▶ _Extracted records_:
○ ○ ○ ○ ○ ○ ○
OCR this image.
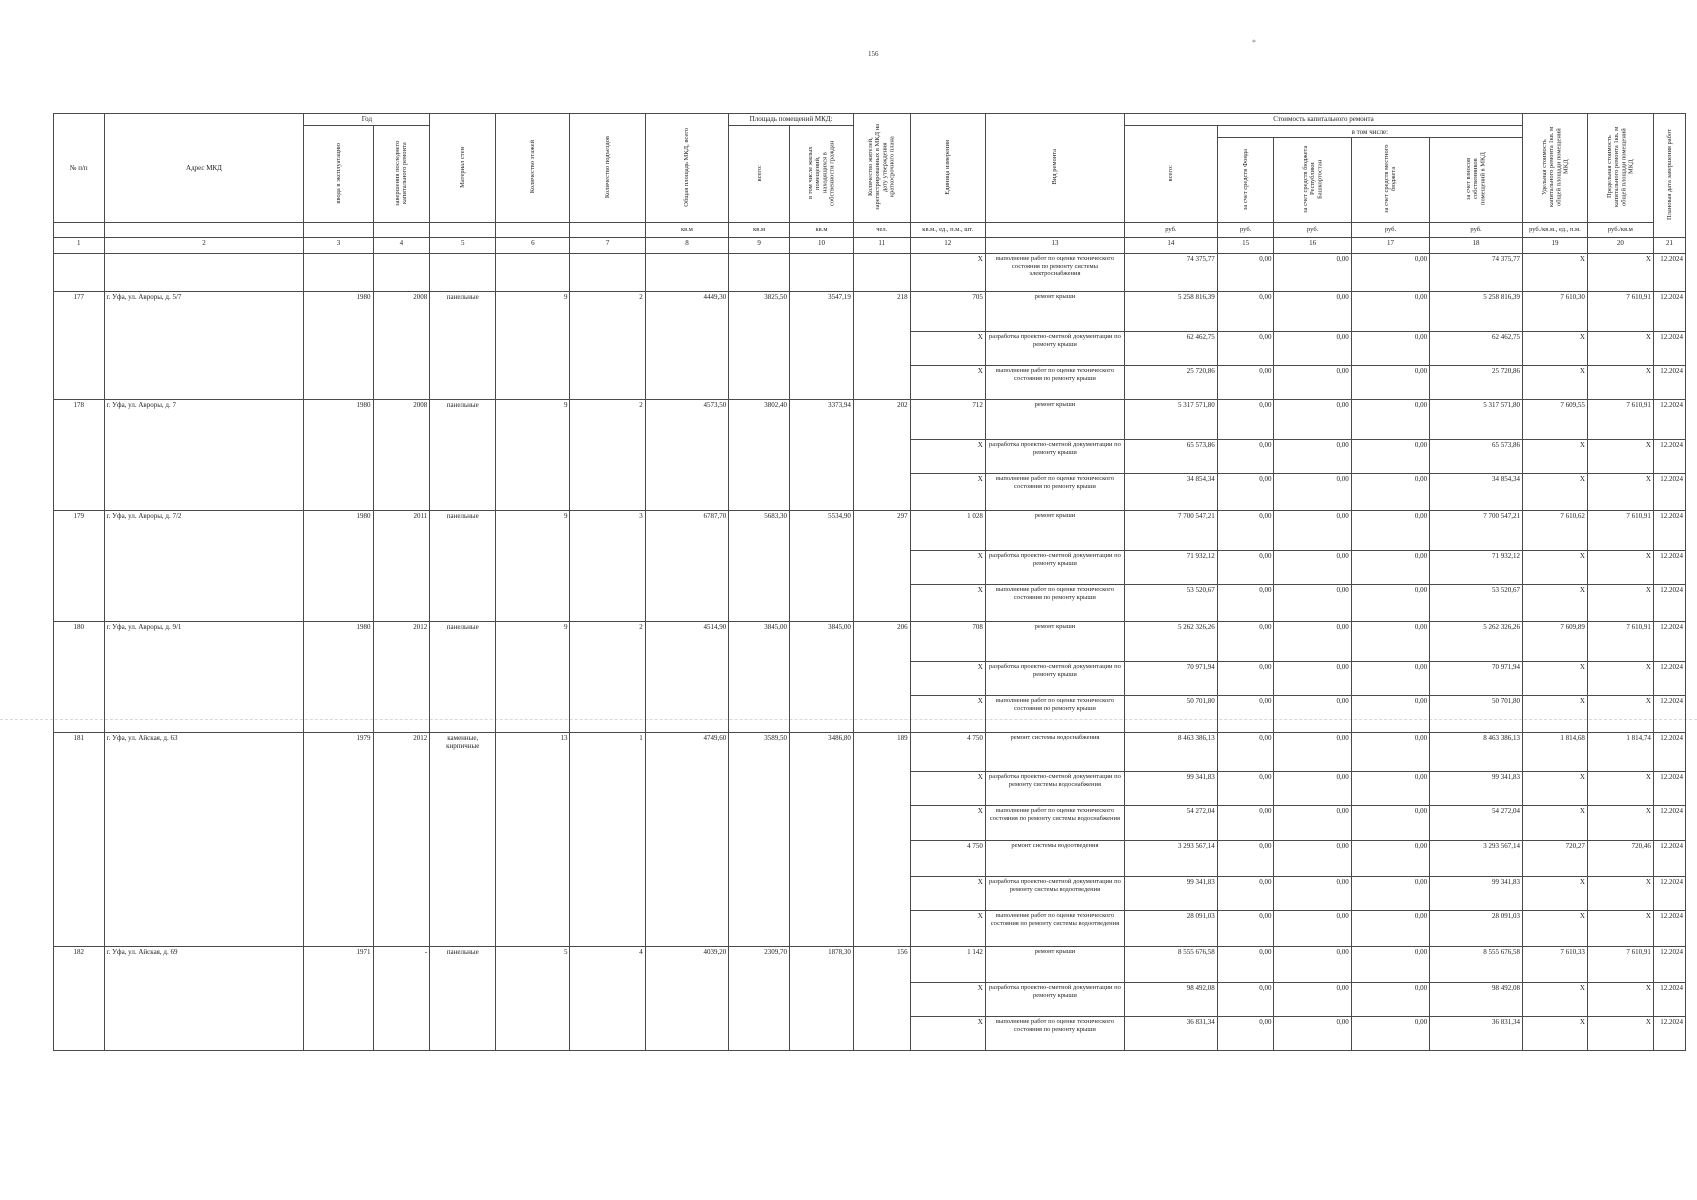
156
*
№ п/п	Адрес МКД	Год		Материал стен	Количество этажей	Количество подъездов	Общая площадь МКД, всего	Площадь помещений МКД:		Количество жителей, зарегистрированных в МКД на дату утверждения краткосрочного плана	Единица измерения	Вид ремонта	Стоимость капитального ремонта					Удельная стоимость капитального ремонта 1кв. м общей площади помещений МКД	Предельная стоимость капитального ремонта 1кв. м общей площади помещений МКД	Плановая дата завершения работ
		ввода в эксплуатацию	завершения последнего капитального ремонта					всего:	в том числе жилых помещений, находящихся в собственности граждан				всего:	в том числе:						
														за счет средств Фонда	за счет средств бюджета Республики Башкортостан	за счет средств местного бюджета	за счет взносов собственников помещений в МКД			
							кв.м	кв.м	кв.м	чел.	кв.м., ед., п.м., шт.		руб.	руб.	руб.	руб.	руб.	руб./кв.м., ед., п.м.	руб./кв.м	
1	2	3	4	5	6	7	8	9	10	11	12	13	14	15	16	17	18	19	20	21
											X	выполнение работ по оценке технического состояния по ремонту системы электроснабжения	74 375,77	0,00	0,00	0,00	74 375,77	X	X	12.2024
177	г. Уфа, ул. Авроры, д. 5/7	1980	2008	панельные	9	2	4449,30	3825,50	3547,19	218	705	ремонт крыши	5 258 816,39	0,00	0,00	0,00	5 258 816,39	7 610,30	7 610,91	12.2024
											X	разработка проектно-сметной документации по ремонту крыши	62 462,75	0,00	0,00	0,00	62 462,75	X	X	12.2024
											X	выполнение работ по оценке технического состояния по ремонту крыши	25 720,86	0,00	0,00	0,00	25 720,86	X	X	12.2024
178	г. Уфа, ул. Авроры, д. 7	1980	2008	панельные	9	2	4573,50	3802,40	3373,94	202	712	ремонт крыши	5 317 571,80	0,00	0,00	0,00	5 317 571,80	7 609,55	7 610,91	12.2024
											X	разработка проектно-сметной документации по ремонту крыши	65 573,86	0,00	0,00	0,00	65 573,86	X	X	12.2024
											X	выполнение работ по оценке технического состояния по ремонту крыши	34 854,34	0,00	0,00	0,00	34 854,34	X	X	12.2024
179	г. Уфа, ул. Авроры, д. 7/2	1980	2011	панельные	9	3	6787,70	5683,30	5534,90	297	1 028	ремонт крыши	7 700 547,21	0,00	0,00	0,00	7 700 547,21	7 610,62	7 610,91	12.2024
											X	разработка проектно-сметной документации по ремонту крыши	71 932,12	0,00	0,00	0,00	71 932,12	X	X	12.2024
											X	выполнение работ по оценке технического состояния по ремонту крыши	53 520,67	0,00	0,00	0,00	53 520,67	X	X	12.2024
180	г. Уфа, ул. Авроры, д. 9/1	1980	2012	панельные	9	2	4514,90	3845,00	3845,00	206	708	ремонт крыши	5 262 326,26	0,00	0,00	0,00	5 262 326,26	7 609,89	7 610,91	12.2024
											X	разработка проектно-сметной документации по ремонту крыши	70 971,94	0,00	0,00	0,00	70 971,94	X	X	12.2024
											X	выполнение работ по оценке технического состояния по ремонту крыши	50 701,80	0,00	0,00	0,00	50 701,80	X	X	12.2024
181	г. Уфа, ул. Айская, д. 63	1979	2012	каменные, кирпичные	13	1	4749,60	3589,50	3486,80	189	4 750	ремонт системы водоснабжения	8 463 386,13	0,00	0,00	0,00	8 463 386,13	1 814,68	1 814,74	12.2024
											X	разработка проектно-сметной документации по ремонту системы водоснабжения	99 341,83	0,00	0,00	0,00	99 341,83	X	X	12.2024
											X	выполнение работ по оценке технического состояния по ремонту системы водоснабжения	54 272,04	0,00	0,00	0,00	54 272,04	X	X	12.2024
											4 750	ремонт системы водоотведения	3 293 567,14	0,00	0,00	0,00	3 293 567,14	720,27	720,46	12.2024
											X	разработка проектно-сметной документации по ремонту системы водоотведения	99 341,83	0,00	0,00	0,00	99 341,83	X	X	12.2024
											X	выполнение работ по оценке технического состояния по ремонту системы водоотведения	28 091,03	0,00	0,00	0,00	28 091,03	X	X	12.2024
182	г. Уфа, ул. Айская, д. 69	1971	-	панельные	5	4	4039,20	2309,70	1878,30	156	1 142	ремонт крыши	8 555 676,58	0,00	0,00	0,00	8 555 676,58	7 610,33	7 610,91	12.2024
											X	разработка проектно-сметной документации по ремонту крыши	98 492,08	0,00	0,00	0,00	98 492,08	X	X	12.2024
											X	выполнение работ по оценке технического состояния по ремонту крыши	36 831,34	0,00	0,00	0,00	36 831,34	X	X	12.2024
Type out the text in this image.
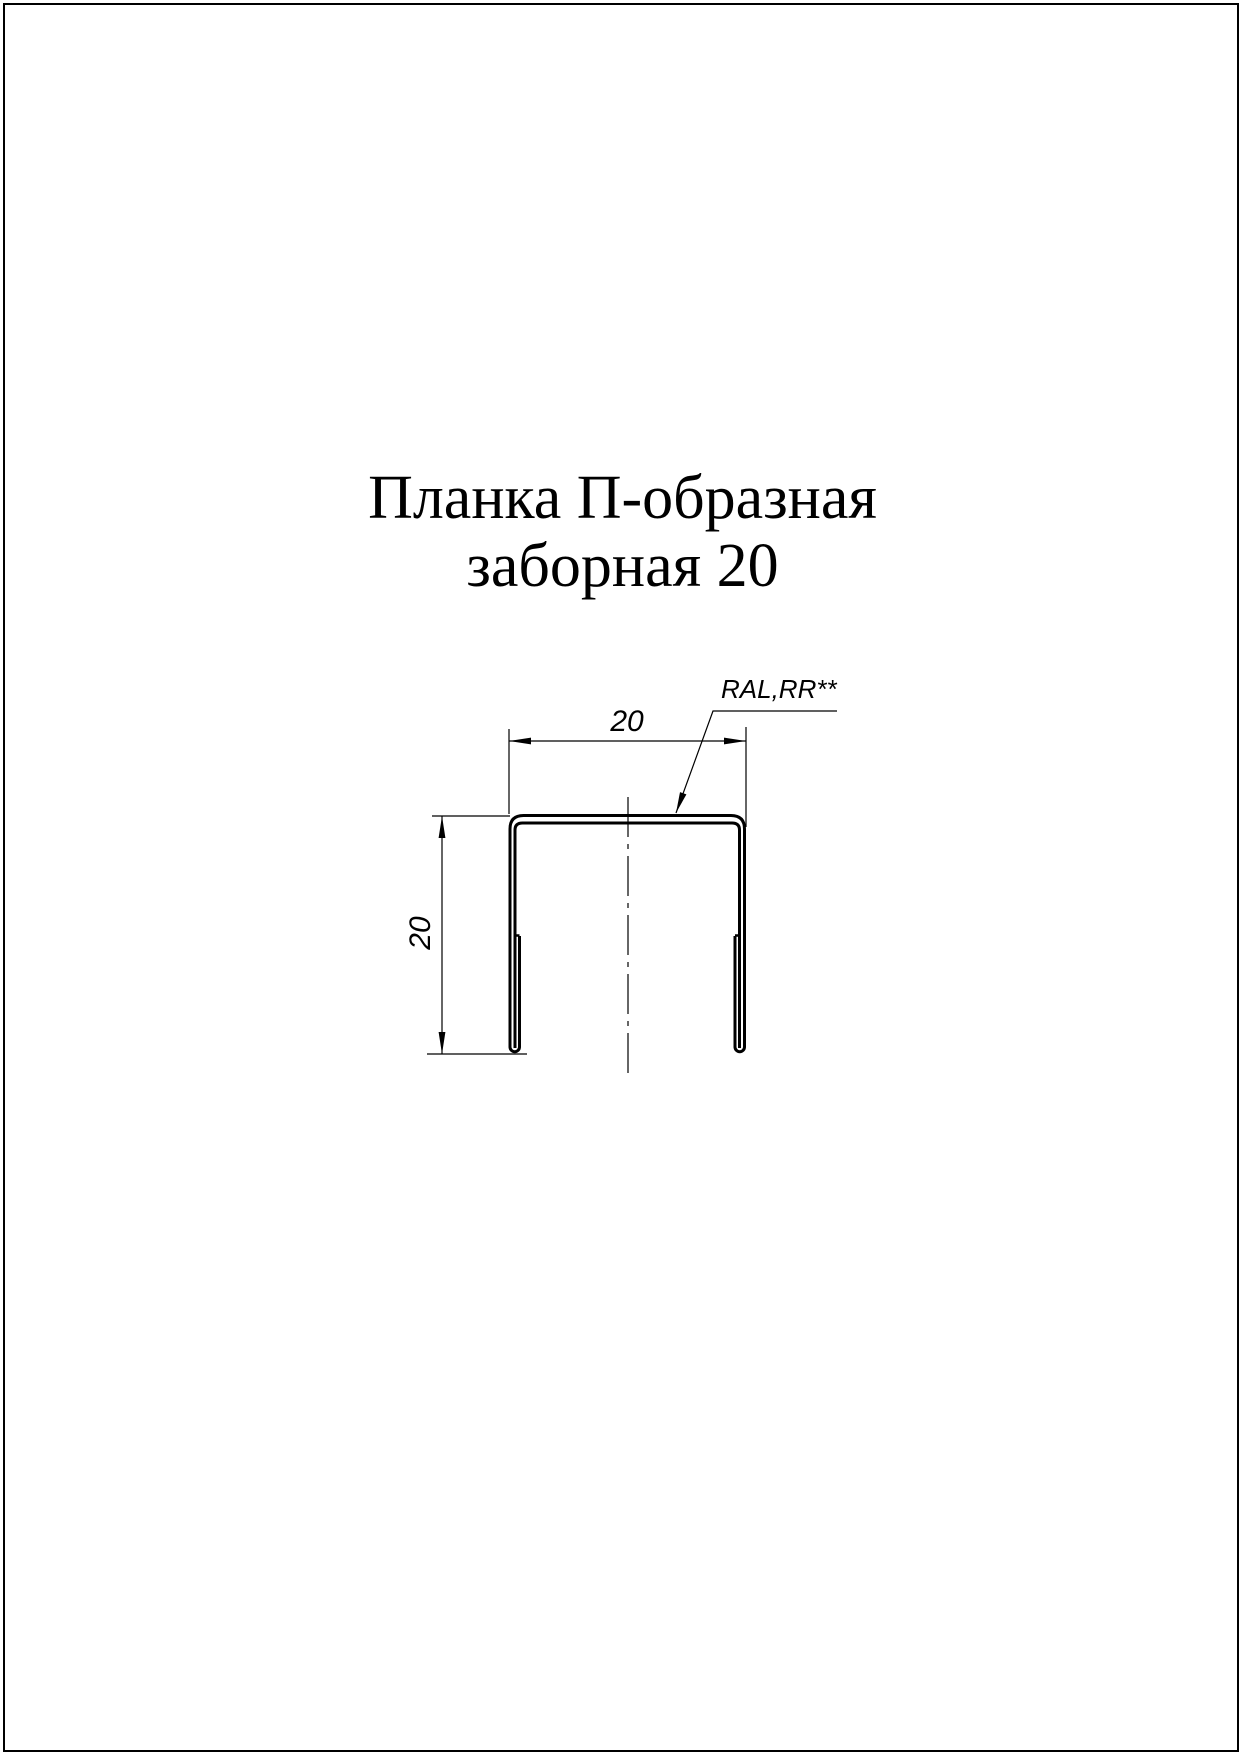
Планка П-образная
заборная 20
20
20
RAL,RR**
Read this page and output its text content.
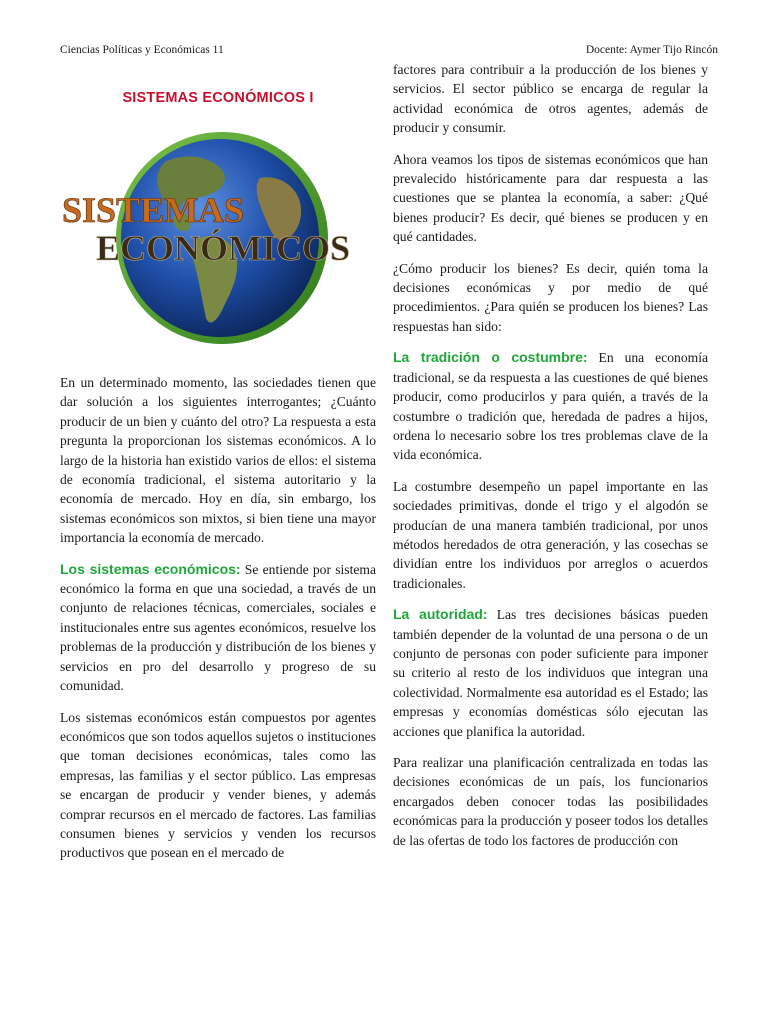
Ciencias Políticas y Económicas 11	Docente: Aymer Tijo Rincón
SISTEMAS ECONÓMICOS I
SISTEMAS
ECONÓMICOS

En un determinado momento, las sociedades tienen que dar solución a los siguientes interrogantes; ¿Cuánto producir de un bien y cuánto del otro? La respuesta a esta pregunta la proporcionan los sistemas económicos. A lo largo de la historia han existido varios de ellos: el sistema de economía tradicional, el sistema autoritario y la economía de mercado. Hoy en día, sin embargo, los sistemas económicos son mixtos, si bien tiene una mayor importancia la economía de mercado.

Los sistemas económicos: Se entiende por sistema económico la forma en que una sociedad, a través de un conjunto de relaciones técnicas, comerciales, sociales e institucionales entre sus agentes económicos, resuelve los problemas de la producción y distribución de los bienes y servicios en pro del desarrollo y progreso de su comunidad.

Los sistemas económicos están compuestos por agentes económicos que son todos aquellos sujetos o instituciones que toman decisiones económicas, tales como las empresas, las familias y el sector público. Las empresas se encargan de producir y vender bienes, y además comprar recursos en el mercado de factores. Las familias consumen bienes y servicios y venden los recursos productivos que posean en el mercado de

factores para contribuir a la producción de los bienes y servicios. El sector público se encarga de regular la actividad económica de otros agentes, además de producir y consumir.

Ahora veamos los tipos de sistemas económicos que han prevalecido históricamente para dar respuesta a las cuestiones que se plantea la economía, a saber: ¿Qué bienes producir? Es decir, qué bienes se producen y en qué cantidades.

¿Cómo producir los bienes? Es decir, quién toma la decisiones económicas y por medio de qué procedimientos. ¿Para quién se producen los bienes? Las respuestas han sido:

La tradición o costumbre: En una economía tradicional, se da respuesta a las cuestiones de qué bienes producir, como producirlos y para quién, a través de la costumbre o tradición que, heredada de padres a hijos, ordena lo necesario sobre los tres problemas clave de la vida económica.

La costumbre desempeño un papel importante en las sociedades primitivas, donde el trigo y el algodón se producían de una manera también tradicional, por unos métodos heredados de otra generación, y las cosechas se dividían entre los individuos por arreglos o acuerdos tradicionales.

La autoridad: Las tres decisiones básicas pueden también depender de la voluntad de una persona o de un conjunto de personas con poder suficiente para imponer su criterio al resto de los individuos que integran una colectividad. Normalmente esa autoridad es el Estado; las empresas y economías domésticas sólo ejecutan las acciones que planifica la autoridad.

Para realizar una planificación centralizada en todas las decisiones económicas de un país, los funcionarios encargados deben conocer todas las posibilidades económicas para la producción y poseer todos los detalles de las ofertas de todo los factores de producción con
○ ○ ○ ○ ○ ○ ○
▶ _Written exercise_: Retype all the records shown above, character for character. Omit every picture.

▶ _The result_:
OCR this image.
156
*
№ п/п	Адрес МКД	Год		Материал стен	Количество этажей	Количество подъездов	Общая площадь МКД, всего	Площадь помещений МКД:		Количество жителей, зарегистрированных в МКД на дату утверждения краткосрочного плана	Единица измерения	Вид ремонта	Стоимость капитального ремонта					Удельная стоимость капитального ремонта 1кв. м общей площади помещений МКД	Предельная стоимость капитального ремонта 1кв. м общей площади помещений МКД	Плановая дата завершения работ
		ввода в эксплуатацию	завершения последнего капитального ремонта					всего:	в том числе жилых помещений, находящихся в собственности граждан				всего:	в том числе:						
														за счет средств Фонда	за счет средств бюджета Республики Башкортостан	за счет средств местного бюджета	за счет взносов собственников помещений в МКД			
							кв.м	кв.м	кв.м	чел.	кв.м., ед., п.м., шт.		руб.	руб.	руб.	руб.	руб.	руб./кв.м., ед., п.м.	руб./кв.м	
1	2	3	4	5	6	7	8	9	10	11	12	13	14	15	16	17	18	19	20	21
											X	выполнение работ по оценке технического состояния по ремонту системы электроснабжения	74 375,77	0,00	0,00	0,00	74 375,77	X	X	12.2024
177	г. Уфа, ул. Авроры, д. 5/7	1980	2008	панельные	9	2	4449,30	3825,50	3547,19	218	705	ремонт крыши	5 258 816,39	0,00	0,00	0,00	5 258 816,39	7 610,30	7 610,91	12.2024
											X	разработка проектно-сметной документации по ремонту крыши	62 462,75	0,00	0,00	0,00	62 462,75	X	X	12.2024
											X	выполнение работ по оценке технического состояния по ремонту крыши	25 720,86	0,00	0,00	0,00	25 720,86	X	X	12.2024
178	г. Уфа, ул. Авроры, д. 7	1980	2008	панельные	9	2	4573,50	3802,40	3373,94	202	712	ремонт крыши	5 317 571,80	0,00	0,00	0,00	5 317 571,80	7 609,55	7 610,91	12.2024
											X	разработка проектно-сметной документации по ремонту крыши	65 573,86	0,00	0,00	0,00	65 573,86	X	X	12.2024
											X	выполнение работ по оценке технического состояния по ремонту крыши	34 854,34	0,00	0,00	0,00	34 854,34	X	X	12.2024
179	г. Уфа, ул. Авроры, д. 7/2	1980	2011	панельные	9	3	6787,70	5683,30	5534,90	297	1 028	ремонт крыши	7 700 547,21	0,00	0,00	0,00	7 700 547,21	7 610,62	7 610,91	12.2024
											X	разработка проектно-сметной документации по ремонту крыши	71 932,12	0,00	0,00	0,00	71 932,12	X	X	12.2024
											X	выполнение работ по оценке технического состояния по ремонту крыши	53 520,67	0,00	0,00	0,00	53 520,67	X	X	12.2024
180	г. Уфа, ул. Авроры, д. 9/1	1980	2012	панельные	9	2	4514,90	3845,00	3845,00	206	708	ремонт крыши	5 262 326,26	0,00	0,00	0,00	5 262 326,26	7 609,89	7 610,91	12.2024
											X	разработка проектно-сметной документации по ремонту крыши	70 971,94	0,00	0,00	0,00	70 971,94	X	X	12.2024
											X	выполнение работ по оценке технического состояния по ремонту крыши	50 701,80	0,00	0,00	0,00	50 701,80	X	X	12.2024
181	г. Уфа, ул. Айская, д. 63	1979	2012	каменные, кирпичные	13	1	4749,60	3589,50	3486,80	189	4 750	ремонт системы водоснабжения	8 463 386,13	0,00	0,00	0,00	8 463 386,13	1 814,68	1 814,74	12.2024
											X	разработка проектно-сметной документации по ремонту системы водоснабжения	99 341,83	0,00	0,00	0,00	99 341,83	X	X	12.2024
											X	выполнение работ по оценке технического состояния по ремонту системы водоснабжения	54 272,04	0,00	0,00	0,00	54 272,04	X	X	12.2024
											4 750	ремонт системы водоотведения	3 293 567,14	0,00	0,00	0,00	3 293 567,14	720,27	720,46	12.2024
											X	разработка проектно-сметной документации по ремонту системы водоотведения	99 341,83	0,00	0,00	0,00	99 341,83	X	X	12.2024
											X	выполнение работ по оценке технического состояния по ремонту системы водоотведения	28 091,03	0,00	0,00	0,00	28 091,03	X	X	12.2024
182	г. Уфа, ул. Айская, д. 69	1971	-	панельные	5	4	4039,20	2309,70	1878,30	156	1 142	ремонт крыши	8 555 676,58	0,00	0,00	0,00	8 555 676,58	7 610,33	7 610,91	12.2024
											X	разработка проектно-сметной документации по ремонту крыши	98 492,08	0,00	0,00	0,00	98 492,08	X	X	12.2024
											X	выполнение работ по оценке технического состояния по ремонту крыши	36 831,34	0,00	0,00	0,00	36 831,34	X	X	12.2024
Type out the text in this image.
Планка П-образная
заборная 20
20
20
RAL,RR**
Read this page and output its text content.
Ciencias Políticas y Económicas 11	Docente: Aymer Tijo Rincón
SISTEMAS ECONÓMICOS I
SISTEMAS
ECONÓMICOS

En un determinado momento, las sociedades tienen que dar solución a los siguientes interrogantes; ¿Cuánto producir de un bien y cuánto del otro? La respuesta a esta pregunta la proporcionan los sistemas económicos. A lo largo de la historia han existido varios de ellos: el sistema de economía tradicional, el sistema autoritario y la economía de mercado. Hoy en día, sin embargo, los sistemas económicos son mixtos, si bien tiene una mayor importancia la economía de mercado.

Los sistemas económicos: Se entiende por sistema económico la forma en que una sociedad, a través de un conjunto de relaciones técnicas, comerciales, sociales e institucionales entre sus agentes económicos, resuelve los problemas de la producción y distribución de los bienes y servicios en pro del desarrollo y progreso de su comunidad.

Los sistemas económicos están compuestos por agentes económicos que son todos aquellos sujetos o instituciones que toman decisiones económicas, tales como las empresas, las familias y el sector público. Las empresas se encargan de producir y vender bienes, y además comprar recursos en el mercado de factores. Las familias consumen bienes y servicios y venden los recursos productivos que posean en el mercado de

factores para contribuir a la producción de los bienes y servicios. El sector público se encarga de regular la actividad económica de otros agentes, además de producir y consumir.

Ahora veamos los tipos de sistemas económicos que han prevalecido históricamente para dar respuesta a las cuestiones que se plantea la economía, a saber: ¿Qué bienes producir? Es decir, qué bienes se producen y en qué cantidades.

¿Cómo producir los bienes? Es decir, quién toma la decisiones económicas y por medio de qué procedimientos. ¿Para quién se producen los bienes? Las respuestas han sido:

La tradición o costumbre: En una economía tradicional, se da respuesta a las cuestiones de qué bienes producir, como producirlos y para quién, a través de la costumbre o tradición que, heredada de padres a hijos, ordena lo necesario sobre los tres problemas clave de la vida económica.

La costumbre desempeño un papel importante en las sociedades primitivas, donde el trigo y el algodón se producían de una manera también tradicional, por unos métodos heredados de otra generación, y las cosechas se dividían entre los individuos por arreglos o acuerdos tradicionales.

La autoridad: Las tres decisiones básicas pueden también depender de la voluntad de una persona o de un conjunto de personas con poder suficiente para imponer su criterio al resto de los individuos que integran una colectividad. Normalmente esa autoridad es el Estado; las empresas y economías domésticas sólo ejecutan las acciones que planifica la autoridad.

Para realizar una planificación centralizada en todas las decisiones económicas de un país, los funcionarios encargados deben conocer todas las posibilidades económicas para la producción y poseer todos los detalles de las ofertas de todo los factores de producción con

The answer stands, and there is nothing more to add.